_Given task_
Find every line in the items below that contains the string "mail", and copy each such line in full.

_Records_
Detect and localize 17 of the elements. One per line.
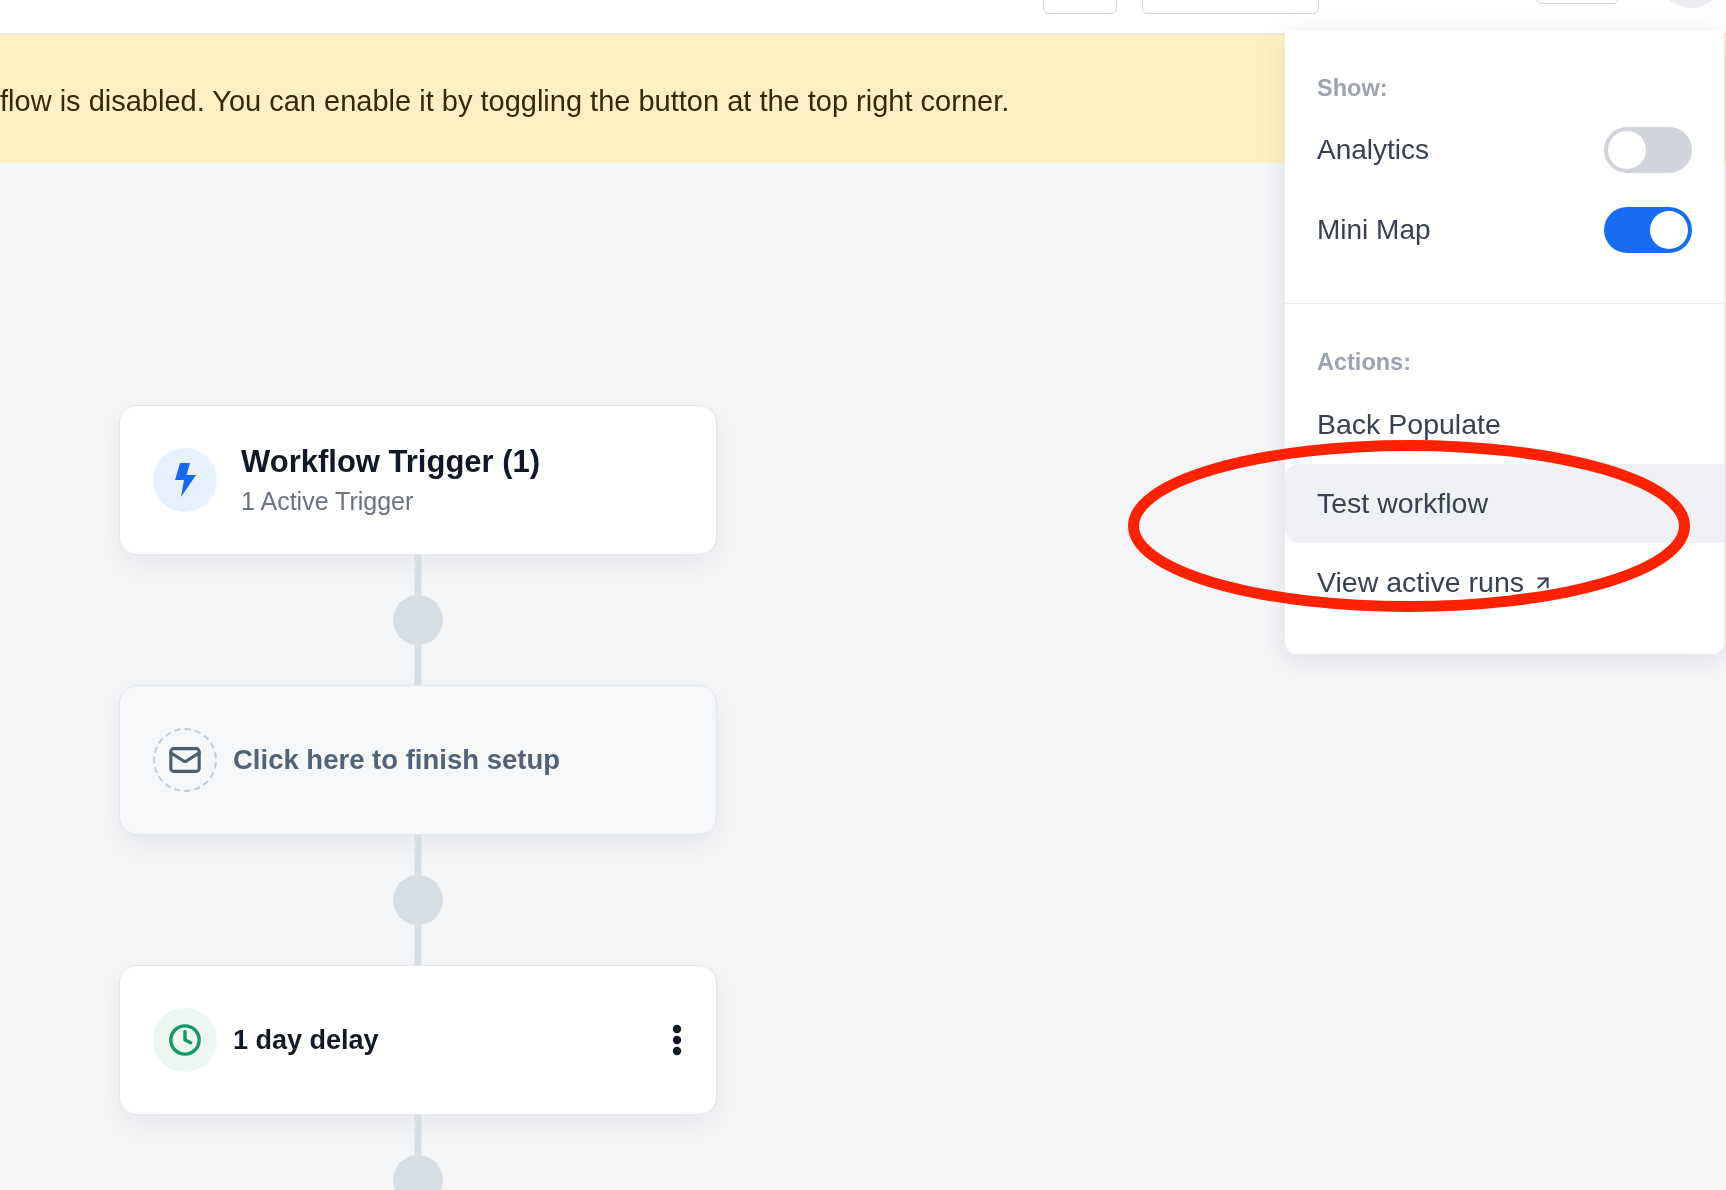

* * *

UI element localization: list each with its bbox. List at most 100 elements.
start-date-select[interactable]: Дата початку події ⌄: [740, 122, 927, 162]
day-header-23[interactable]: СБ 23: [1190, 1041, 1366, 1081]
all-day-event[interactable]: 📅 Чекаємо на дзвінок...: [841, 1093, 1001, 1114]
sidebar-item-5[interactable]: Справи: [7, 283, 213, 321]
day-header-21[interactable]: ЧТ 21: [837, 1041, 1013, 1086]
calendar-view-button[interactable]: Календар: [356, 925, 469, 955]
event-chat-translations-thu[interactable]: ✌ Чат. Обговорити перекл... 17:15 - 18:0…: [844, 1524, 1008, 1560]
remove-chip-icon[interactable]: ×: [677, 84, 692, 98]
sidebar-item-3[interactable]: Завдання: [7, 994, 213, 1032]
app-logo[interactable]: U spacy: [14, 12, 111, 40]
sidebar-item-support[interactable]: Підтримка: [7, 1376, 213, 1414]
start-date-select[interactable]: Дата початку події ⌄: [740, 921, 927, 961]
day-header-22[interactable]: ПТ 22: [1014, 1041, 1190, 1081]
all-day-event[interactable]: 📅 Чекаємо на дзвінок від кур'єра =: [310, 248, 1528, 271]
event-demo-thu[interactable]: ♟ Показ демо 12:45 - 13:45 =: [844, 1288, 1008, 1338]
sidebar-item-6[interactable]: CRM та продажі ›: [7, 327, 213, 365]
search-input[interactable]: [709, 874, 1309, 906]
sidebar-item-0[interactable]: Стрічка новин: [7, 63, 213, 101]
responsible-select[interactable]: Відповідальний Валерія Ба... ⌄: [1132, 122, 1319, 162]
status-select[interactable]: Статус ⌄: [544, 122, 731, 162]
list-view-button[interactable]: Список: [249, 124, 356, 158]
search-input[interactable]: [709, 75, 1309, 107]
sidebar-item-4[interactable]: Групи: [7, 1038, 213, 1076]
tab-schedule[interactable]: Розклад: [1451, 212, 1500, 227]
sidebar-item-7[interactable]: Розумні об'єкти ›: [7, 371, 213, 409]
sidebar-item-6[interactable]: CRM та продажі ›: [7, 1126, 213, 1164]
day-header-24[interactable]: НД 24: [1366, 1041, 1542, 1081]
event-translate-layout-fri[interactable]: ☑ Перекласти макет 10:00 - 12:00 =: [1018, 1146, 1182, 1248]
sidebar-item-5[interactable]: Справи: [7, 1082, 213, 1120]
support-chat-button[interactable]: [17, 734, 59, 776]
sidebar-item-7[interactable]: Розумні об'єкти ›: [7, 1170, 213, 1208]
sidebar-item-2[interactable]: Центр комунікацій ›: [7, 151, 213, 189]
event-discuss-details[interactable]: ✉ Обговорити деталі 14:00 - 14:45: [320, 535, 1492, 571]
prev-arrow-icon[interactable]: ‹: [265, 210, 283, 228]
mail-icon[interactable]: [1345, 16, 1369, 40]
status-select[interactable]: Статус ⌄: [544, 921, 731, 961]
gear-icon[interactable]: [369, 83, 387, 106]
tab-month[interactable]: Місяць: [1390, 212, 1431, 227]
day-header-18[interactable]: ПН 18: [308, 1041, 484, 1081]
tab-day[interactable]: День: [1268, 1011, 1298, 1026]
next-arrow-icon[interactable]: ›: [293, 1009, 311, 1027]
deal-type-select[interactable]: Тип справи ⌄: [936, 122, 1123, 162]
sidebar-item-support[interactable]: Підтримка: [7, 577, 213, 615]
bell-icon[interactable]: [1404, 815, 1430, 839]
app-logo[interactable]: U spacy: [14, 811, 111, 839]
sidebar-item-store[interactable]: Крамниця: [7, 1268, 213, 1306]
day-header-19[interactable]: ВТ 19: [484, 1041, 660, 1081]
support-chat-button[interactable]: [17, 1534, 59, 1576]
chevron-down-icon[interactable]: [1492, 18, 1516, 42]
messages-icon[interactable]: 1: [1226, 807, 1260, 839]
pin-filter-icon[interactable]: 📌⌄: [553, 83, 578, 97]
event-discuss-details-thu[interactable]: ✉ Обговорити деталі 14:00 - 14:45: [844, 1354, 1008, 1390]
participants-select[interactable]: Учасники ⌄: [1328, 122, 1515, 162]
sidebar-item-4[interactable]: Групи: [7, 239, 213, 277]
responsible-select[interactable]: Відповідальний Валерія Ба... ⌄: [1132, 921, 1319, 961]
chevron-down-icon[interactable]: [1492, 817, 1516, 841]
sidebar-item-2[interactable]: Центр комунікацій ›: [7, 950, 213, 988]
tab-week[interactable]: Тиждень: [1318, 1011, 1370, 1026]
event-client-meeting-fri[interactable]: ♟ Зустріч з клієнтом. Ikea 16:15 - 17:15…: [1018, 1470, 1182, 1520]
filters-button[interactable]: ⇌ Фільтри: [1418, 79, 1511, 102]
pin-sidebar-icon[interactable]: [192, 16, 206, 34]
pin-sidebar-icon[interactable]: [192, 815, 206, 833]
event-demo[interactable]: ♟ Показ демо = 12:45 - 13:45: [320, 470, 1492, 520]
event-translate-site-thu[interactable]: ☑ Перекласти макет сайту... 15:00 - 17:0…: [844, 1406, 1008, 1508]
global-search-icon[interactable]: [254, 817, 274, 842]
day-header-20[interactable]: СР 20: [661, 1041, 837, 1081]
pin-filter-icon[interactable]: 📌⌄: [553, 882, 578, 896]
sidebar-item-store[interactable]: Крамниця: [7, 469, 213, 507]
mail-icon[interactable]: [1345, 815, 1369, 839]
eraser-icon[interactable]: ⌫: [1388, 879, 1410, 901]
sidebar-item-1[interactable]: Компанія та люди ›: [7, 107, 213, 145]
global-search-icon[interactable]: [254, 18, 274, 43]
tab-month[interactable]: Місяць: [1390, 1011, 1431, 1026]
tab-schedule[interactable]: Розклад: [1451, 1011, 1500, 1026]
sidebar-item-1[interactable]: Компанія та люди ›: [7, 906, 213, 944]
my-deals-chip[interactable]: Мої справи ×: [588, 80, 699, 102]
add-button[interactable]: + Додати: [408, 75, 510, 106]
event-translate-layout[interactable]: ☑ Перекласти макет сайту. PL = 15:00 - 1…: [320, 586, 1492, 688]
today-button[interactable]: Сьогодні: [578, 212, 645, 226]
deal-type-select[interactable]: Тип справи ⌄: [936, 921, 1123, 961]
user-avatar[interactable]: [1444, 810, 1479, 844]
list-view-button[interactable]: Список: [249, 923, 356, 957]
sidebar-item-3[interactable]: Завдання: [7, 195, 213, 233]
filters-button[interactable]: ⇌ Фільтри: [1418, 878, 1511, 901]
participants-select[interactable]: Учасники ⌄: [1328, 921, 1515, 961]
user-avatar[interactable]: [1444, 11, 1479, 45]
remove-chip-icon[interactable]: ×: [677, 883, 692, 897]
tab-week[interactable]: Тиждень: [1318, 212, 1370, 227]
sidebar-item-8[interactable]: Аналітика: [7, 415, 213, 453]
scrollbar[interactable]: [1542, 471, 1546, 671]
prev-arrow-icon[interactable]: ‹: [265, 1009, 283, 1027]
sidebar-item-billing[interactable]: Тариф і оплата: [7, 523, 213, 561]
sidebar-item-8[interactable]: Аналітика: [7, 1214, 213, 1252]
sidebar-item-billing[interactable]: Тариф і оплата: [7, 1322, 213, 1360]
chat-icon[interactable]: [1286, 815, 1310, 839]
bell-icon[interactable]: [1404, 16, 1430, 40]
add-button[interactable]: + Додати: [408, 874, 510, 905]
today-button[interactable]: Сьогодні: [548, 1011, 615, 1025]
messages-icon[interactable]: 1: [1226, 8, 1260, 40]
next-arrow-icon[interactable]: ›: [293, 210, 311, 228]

_Exercise answer_
mail-icon[interactable]: [1345, 16, 1369, 40]
mail-icon[interactable]: [1345, 815, 1369, 839]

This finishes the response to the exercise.